→ SELECTED EXCERPT

________

The Timepix chip sensor was originally developed through CERN’s Medipix collaboration and used in the Large Hadron Collider. Later it was incorporated into a satellite sensing instrument by the Institute of Experimental and Applied Physics of the Czech Technical University (IEAP CTU). Currently flying on ESA’s Proba-V satellite. Image: CERN
Technology originally developed for CERN’s Large Hadron Collider and then flown in space by ESA is now being used to analyze historic artworks, helping to detect forgeries.
“The art market is a jungle—some say that around 50 percent of art pieces and paintings are either fakes or are incorrectly attributed,” explains Josef Uher, chief technology officer of Czech company InsightART. “This has huge consequences for the value of such artworks.”
The young company – based in ESA’s Business Incubation Centre Czech Republic in Prague—is making novel use of a powerful radiation sensing device called Timepix.
The chip’s origin goes back to deep underneath the Swiss-French border: CERN, the European Organization for Nuclear Research, needed a detector with sufficient sensitivity and dynamic range to gather snapshots of what would be coming from the Large Hadron Collider when it became operational.
Subsequently a collaboration called Medipix was established to transfer the technology beyond the high-energy physics field. Timepix went on to reach space aboard the International Space Station and ESA’s Earth-observing Proba-V.
Timepix uses a 256 x 256-pixel silicon sensor. The key to its effectiveness is that each pixel—each about 55 micrometers square, around half the thickness of an average human hair—processes radiation and sends signals independently from all the other pixels, capturing very high levels of detail.
InsightART are using this inherent sensitivity to investigate artworks in a way that was previously only possible using huge synchrotron particle accelerators—which are both rare and hard to access.
A standard X-ray of a painting can show underlying detail hidden by the top layer of paint. InsightART’s Timepix-based sensing device can “expose” every individual pigment separately. Each pigment can be assigned a color to help with visual analysis, and a filtering process can show only brush strokes made with a specific pigment, such as lead paint.

________

→ RECORDED INFORMATION
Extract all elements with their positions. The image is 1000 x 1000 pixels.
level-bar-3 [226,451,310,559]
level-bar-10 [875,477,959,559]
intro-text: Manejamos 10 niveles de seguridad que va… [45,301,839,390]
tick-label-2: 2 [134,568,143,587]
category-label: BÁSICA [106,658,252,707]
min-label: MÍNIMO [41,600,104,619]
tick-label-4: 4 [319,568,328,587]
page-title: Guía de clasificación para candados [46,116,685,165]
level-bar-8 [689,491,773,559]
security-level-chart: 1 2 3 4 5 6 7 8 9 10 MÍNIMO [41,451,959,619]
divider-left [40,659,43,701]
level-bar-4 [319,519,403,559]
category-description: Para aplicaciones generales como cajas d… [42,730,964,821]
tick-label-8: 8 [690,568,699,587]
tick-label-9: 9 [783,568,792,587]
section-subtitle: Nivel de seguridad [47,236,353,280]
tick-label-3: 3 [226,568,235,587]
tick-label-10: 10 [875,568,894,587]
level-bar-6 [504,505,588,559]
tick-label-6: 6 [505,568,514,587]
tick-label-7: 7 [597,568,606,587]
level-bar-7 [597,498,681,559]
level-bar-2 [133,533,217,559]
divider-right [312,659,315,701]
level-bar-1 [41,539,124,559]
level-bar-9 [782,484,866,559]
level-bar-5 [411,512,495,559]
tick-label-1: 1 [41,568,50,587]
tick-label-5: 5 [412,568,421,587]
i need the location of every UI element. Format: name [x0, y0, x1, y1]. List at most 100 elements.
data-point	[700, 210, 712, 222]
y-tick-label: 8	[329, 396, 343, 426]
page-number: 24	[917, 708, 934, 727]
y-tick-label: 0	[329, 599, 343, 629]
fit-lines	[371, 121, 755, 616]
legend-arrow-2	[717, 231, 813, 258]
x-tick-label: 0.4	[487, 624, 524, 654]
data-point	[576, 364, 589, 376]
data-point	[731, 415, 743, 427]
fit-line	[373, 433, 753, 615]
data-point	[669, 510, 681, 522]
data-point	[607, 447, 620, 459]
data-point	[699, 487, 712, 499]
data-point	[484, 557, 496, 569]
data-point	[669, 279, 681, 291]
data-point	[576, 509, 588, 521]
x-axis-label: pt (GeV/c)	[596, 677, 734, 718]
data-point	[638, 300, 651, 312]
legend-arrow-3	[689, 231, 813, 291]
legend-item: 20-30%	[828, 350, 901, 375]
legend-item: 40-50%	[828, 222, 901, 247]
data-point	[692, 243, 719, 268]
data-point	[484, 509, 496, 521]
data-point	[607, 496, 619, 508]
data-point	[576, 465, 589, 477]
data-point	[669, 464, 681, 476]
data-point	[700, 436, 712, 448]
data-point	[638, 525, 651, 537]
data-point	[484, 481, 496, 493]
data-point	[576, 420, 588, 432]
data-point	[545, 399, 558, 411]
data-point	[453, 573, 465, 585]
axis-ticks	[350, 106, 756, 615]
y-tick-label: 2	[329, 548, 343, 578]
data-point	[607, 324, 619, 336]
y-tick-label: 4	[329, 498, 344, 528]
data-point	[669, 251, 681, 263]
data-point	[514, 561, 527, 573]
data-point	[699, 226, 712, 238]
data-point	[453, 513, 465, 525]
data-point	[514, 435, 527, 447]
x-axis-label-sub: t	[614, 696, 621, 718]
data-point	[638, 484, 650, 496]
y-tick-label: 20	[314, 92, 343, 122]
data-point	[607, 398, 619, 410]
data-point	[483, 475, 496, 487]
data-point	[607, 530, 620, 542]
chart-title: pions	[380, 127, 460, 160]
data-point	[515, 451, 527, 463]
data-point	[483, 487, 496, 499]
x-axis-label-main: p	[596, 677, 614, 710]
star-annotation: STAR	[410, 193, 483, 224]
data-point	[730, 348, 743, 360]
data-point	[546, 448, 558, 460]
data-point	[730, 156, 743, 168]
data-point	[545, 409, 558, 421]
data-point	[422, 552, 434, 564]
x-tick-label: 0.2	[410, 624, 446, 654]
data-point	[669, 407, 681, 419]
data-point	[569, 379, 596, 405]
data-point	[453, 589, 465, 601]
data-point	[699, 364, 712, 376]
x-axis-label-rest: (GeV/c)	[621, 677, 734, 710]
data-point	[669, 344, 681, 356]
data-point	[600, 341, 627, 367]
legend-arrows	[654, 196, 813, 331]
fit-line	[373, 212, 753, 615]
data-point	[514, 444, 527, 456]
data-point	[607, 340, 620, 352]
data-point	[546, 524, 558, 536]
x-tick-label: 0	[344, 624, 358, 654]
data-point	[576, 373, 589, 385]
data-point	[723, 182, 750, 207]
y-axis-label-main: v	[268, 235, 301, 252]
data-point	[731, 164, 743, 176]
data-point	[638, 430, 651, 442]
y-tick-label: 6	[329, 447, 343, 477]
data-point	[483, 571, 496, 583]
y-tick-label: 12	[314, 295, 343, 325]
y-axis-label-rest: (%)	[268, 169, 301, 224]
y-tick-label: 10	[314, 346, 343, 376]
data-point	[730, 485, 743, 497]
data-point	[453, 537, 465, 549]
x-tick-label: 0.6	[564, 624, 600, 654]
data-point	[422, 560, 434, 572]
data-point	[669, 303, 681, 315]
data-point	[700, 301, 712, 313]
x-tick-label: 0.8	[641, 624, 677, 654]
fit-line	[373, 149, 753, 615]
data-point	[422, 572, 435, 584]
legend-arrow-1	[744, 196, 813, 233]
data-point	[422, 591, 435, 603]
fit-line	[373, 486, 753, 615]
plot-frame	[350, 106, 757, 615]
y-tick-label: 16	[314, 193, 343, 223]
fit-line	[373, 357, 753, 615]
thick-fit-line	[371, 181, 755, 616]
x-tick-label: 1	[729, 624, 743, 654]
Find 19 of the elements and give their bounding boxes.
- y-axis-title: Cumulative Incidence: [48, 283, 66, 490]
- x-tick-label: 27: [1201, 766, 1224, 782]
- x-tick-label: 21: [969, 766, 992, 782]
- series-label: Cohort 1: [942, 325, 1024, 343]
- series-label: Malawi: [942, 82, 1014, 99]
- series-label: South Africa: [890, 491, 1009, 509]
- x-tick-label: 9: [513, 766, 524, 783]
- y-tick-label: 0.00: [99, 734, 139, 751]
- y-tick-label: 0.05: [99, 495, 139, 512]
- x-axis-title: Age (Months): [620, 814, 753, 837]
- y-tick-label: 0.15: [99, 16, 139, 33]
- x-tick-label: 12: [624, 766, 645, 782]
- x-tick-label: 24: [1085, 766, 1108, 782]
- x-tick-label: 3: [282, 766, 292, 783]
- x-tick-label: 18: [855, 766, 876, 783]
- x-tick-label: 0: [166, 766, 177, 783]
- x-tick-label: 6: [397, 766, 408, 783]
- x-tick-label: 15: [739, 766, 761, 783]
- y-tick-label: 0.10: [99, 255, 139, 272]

________

→ DIRECTIONS FOR THIS TASK
Continue the article on using Timepix to analyze artworks, starting after its last sentence.

→ RESPONSE TO THE TASK
An art expert can then analyze the results to judge if the underlying images and materials are consistent with both the supposed artist’s style and the date ascribed to the painting.
Analyzing a statue. Image: ESA
In CERN’s Large Hadron Collider and other particle accelerators, Timepix sensors deliver 3D snapshots of charged particle tracks. In orbit they accomplish similar tasks.
A Timepix chip has been flying aboard the International Space Station since 2012 and the Institute of Experimental and Applied Physics of the Czech Technical University used a Timepix device to build their SATRAM (Space Application of Timepix-based Radiation Monitor) instrument, which launched on Proba-V in 2015.
SATRAM has been invaluable in probing the high radiation region known as the South Atlantic Anomaly—a weak spot in Earth’s magnetic field. As a result Timepix will now form the core of ESA’s new Miniaturised Radiation Monitor, a new generation of radiation detectors intended to fly on future telecommunications satellites.
Meanwhile, down on the ground, Timepix devices are also finding wider uses, including the non-destructive testing of high-performance structures such as aircraft wings, as well as artworks.
“In future we want to combine our X-ray imaging with virtual reality to make it easier and more natural to use when scanning objects,” adds Uher. “Ultimate this could even be used for medical applications—it will take time, but it holds so much potential.”